Data to process:
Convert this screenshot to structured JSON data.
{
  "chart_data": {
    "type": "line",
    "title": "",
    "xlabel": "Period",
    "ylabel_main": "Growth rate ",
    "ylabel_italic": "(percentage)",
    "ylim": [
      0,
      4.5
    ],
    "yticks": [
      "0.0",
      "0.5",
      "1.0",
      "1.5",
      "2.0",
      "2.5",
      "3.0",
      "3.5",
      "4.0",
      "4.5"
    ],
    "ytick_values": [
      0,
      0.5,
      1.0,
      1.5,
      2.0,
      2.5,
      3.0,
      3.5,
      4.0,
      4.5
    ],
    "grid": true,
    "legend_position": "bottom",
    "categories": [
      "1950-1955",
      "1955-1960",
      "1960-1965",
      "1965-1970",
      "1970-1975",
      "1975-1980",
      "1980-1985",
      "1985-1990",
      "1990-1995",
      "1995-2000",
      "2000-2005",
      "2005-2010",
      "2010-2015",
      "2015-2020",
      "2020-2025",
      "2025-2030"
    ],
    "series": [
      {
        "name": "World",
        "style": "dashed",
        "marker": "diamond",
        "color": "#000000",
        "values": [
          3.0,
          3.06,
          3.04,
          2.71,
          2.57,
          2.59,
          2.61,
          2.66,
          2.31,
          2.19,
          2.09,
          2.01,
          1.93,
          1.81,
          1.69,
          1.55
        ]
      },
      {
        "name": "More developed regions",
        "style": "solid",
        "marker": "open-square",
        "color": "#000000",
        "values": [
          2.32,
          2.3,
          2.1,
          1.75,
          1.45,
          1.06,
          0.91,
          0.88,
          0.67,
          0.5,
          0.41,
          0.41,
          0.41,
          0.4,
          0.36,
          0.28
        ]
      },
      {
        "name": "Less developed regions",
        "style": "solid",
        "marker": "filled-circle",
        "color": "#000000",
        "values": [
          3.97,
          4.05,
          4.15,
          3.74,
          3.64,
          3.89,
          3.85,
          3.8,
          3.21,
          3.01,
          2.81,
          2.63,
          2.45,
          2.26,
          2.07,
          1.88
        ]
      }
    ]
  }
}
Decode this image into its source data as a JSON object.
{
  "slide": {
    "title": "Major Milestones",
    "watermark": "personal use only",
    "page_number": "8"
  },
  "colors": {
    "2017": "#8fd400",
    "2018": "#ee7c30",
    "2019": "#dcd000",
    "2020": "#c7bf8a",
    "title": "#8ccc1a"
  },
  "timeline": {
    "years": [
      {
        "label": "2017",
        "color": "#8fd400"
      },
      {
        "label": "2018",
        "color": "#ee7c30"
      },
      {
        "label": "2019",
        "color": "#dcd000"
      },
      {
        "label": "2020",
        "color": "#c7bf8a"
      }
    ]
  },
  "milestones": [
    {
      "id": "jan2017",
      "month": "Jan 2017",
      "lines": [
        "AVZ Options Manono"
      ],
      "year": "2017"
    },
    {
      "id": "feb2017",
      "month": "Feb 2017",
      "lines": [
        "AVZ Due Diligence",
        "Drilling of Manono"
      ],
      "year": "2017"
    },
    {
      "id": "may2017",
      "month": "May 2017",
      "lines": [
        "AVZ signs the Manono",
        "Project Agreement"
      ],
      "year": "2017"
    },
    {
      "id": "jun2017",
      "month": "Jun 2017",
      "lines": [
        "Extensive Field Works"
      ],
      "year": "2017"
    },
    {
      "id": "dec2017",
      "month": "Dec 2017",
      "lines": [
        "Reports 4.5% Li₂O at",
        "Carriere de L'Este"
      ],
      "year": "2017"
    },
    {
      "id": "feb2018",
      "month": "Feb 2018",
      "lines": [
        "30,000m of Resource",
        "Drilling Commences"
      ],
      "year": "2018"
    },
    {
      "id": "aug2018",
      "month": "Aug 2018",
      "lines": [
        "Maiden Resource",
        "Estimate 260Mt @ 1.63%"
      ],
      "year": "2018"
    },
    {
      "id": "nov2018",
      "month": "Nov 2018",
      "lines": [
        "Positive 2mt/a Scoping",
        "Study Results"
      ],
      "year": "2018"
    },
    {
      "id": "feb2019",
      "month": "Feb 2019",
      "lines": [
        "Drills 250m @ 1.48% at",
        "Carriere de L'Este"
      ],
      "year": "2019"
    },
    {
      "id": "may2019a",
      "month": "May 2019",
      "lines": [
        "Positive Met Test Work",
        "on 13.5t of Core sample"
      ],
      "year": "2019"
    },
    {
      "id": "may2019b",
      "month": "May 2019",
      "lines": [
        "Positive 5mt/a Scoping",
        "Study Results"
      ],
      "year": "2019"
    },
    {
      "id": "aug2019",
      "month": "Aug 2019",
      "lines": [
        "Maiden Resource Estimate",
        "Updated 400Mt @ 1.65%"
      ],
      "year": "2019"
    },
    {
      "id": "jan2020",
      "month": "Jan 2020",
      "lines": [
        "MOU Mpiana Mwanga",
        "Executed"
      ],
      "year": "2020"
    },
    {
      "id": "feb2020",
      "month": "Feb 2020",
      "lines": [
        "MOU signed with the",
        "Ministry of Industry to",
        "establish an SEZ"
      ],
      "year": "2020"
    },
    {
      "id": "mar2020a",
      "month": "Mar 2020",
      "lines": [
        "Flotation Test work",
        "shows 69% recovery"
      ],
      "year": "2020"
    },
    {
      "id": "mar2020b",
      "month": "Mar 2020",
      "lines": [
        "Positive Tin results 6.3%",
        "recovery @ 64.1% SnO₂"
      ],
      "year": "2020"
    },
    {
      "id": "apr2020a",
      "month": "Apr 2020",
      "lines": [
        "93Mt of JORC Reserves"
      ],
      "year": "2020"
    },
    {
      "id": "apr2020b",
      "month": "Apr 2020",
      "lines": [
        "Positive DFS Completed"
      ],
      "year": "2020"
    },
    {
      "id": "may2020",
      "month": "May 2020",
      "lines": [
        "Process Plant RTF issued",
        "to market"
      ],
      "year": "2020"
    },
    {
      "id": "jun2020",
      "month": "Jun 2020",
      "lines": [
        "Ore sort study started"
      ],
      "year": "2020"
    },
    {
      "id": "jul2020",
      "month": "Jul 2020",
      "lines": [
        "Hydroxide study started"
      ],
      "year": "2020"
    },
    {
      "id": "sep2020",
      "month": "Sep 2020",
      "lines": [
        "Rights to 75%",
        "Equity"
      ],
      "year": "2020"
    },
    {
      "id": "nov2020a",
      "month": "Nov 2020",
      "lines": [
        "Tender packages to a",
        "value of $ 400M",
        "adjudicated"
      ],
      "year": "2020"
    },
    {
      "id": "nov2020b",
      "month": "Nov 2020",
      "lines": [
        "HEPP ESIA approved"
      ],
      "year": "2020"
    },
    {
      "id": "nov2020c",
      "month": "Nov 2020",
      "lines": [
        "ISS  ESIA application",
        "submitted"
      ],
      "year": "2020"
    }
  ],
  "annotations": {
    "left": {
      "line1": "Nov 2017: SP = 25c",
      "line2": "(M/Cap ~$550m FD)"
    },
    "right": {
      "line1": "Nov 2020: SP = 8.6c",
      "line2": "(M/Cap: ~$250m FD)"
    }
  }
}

Task: Only lines holding the string "started" are wanted; gather each one from the entries above.

Reply to the task:
        "Ore sort study started"
        "Hydroxide study started"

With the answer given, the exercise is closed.